START DATA TO PROCESS
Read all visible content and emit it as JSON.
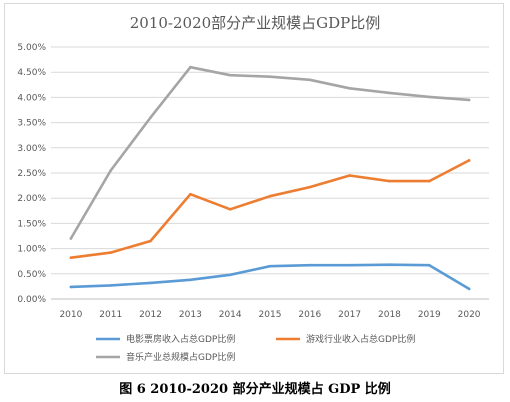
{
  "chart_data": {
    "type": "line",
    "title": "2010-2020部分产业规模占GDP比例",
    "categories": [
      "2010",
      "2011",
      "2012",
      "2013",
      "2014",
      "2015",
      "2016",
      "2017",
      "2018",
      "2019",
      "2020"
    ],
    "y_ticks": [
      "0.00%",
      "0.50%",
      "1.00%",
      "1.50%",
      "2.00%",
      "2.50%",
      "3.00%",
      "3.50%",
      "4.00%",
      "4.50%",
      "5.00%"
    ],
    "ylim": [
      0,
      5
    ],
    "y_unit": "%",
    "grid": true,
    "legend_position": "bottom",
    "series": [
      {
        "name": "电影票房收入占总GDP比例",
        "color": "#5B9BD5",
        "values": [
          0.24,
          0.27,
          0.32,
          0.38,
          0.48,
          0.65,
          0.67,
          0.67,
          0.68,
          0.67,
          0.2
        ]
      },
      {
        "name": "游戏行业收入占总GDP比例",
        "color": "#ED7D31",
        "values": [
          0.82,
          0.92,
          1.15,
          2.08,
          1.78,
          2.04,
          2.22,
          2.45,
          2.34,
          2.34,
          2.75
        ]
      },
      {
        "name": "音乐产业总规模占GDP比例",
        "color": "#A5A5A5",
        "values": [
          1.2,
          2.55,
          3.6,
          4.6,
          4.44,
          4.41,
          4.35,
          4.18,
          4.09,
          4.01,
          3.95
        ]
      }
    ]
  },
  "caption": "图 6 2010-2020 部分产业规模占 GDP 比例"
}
END DATA TO PROCESS
START DATA TO PROCESS
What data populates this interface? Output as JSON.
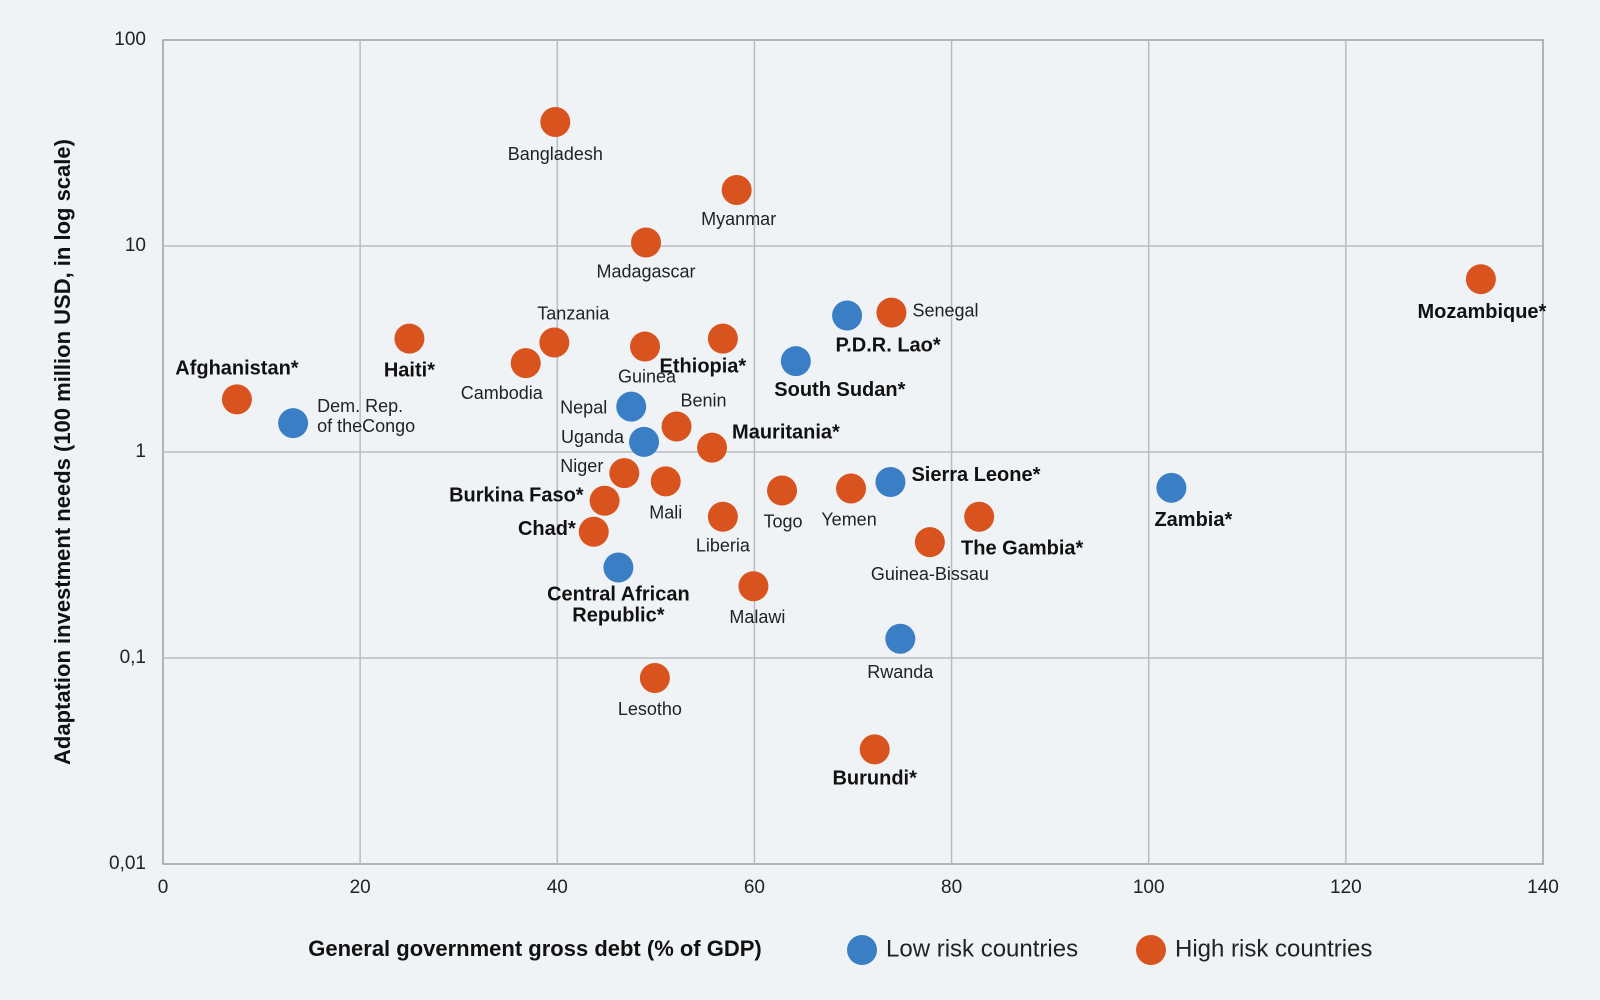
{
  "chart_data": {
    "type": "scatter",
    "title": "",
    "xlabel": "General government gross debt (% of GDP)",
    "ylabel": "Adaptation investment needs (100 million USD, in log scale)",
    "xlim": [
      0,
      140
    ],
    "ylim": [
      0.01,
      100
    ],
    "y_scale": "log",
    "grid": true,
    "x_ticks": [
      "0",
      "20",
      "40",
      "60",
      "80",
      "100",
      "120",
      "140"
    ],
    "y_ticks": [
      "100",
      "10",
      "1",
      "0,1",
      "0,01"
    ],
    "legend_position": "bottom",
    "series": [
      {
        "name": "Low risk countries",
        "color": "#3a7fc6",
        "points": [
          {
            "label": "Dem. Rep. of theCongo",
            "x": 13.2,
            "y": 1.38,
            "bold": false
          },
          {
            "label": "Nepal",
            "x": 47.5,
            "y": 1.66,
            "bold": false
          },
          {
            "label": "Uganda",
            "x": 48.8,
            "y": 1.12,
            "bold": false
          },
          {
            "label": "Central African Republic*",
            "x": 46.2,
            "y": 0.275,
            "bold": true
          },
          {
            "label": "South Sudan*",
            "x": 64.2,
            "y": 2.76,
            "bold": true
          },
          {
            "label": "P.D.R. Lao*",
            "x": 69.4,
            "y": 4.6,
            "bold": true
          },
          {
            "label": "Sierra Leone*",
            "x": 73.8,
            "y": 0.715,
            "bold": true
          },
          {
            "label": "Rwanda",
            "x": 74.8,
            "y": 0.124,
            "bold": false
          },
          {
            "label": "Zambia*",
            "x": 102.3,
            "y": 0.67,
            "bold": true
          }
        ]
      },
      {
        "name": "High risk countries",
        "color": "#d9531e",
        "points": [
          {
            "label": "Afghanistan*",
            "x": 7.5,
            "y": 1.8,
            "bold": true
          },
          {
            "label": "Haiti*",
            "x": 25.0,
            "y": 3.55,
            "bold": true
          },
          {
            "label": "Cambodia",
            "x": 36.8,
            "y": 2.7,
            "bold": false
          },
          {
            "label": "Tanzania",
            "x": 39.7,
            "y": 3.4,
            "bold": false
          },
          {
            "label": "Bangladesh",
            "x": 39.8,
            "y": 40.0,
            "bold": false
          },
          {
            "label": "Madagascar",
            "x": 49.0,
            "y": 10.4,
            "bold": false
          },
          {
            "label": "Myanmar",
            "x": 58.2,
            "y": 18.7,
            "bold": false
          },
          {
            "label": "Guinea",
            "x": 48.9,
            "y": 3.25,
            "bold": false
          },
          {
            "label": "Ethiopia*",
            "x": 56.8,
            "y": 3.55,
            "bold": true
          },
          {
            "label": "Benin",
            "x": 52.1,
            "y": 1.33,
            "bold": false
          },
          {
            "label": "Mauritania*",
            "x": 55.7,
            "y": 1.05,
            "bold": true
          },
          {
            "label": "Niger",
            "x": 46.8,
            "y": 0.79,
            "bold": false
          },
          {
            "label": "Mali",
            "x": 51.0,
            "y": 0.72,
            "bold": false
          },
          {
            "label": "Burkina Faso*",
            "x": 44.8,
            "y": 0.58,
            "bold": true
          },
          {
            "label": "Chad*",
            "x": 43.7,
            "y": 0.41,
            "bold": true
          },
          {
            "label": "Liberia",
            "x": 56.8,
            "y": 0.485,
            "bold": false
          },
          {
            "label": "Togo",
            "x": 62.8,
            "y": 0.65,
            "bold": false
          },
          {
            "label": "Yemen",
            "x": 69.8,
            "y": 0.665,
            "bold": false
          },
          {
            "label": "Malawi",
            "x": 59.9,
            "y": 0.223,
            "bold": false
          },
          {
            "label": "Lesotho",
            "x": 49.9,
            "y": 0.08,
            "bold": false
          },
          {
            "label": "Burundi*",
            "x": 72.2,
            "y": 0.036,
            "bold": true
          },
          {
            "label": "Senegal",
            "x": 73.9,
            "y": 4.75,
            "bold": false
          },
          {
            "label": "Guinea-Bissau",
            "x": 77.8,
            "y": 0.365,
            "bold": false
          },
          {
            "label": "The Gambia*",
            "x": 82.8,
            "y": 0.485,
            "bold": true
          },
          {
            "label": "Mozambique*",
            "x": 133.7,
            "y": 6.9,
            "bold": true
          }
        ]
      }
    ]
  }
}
END DATA TO PROCESS
START DATA TO PROCESS
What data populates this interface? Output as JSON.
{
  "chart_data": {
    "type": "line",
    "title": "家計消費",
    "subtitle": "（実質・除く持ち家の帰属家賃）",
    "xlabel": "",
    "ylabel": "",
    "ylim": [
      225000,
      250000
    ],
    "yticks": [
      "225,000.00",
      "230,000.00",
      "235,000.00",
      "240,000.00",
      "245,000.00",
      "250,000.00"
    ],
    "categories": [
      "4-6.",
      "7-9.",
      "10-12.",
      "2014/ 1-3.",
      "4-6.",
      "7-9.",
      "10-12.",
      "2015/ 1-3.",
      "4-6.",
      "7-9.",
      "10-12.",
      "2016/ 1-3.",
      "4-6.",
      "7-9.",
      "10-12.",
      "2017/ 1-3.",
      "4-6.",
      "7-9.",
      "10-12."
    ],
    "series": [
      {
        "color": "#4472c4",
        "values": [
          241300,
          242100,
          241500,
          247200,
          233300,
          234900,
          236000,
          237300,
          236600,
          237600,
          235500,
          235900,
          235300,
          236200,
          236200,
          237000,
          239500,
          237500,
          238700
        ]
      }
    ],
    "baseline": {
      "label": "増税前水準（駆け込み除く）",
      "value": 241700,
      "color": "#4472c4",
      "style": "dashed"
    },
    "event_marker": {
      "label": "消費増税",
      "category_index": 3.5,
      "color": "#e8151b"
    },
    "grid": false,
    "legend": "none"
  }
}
END DATA TO PROCESS
◆ STATED GOAL:
Find the lines that include the string "xlabel", then copy each of them.

◆ OUTPUT OF THE EXERCISE:
    "xlabel": "General government gross debt (% of GDP)",
    "xlabel": "",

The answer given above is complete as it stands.